Goal :: What is the number of lines in the data holding the word "name"? Give that number by itself.

Entries from a dataset ::
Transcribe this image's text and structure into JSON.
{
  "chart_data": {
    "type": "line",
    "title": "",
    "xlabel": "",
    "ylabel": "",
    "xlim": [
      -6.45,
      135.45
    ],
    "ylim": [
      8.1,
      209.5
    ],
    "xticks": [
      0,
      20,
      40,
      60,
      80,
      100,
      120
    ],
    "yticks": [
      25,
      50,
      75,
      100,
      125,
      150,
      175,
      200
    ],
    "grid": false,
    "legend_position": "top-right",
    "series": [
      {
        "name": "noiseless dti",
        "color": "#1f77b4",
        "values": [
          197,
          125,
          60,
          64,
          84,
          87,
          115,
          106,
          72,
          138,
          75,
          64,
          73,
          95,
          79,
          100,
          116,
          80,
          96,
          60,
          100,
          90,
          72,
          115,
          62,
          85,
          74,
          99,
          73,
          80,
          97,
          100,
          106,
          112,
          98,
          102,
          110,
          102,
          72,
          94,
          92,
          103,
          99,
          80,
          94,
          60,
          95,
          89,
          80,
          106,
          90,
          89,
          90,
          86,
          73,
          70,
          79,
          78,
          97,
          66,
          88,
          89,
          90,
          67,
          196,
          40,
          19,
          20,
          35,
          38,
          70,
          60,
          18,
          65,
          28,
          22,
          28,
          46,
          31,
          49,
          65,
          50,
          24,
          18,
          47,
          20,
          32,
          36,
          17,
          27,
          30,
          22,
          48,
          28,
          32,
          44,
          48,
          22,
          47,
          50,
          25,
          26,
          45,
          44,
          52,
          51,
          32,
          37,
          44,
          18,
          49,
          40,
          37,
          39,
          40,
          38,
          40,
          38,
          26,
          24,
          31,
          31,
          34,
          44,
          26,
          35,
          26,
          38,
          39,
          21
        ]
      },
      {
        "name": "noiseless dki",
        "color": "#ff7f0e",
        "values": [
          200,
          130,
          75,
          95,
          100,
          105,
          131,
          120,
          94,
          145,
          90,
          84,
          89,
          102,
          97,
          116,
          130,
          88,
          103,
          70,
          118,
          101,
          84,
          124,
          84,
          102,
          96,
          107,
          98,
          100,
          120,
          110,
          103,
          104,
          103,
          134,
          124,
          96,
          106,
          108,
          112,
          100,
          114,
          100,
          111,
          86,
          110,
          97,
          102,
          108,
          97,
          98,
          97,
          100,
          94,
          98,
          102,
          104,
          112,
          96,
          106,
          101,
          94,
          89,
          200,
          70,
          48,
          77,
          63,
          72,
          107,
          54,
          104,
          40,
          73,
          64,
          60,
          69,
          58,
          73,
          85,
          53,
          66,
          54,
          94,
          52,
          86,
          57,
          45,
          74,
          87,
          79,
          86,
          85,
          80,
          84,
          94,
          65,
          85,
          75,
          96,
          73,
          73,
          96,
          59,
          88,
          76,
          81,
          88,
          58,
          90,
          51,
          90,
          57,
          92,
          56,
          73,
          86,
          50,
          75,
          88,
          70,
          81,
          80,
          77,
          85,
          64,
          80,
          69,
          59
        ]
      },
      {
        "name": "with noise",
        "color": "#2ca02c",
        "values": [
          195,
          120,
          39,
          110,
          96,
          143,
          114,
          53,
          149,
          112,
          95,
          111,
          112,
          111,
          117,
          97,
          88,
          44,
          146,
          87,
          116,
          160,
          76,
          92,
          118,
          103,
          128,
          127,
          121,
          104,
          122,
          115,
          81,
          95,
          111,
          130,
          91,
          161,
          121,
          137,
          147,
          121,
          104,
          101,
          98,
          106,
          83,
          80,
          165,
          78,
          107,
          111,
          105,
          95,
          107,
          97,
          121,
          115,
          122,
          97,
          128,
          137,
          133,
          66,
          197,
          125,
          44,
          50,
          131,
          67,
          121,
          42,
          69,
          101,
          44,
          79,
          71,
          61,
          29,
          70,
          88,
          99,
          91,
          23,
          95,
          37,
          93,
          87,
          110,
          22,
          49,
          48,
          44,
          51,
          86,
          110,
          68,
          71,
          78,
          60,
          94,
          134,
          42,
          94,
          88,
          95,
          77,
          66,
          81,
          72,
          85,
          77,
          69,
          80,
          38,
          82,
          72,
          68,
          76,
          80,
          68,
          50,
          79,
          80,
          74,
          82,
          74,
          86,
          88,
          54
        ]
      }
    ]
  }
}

Result of this exercise :: 3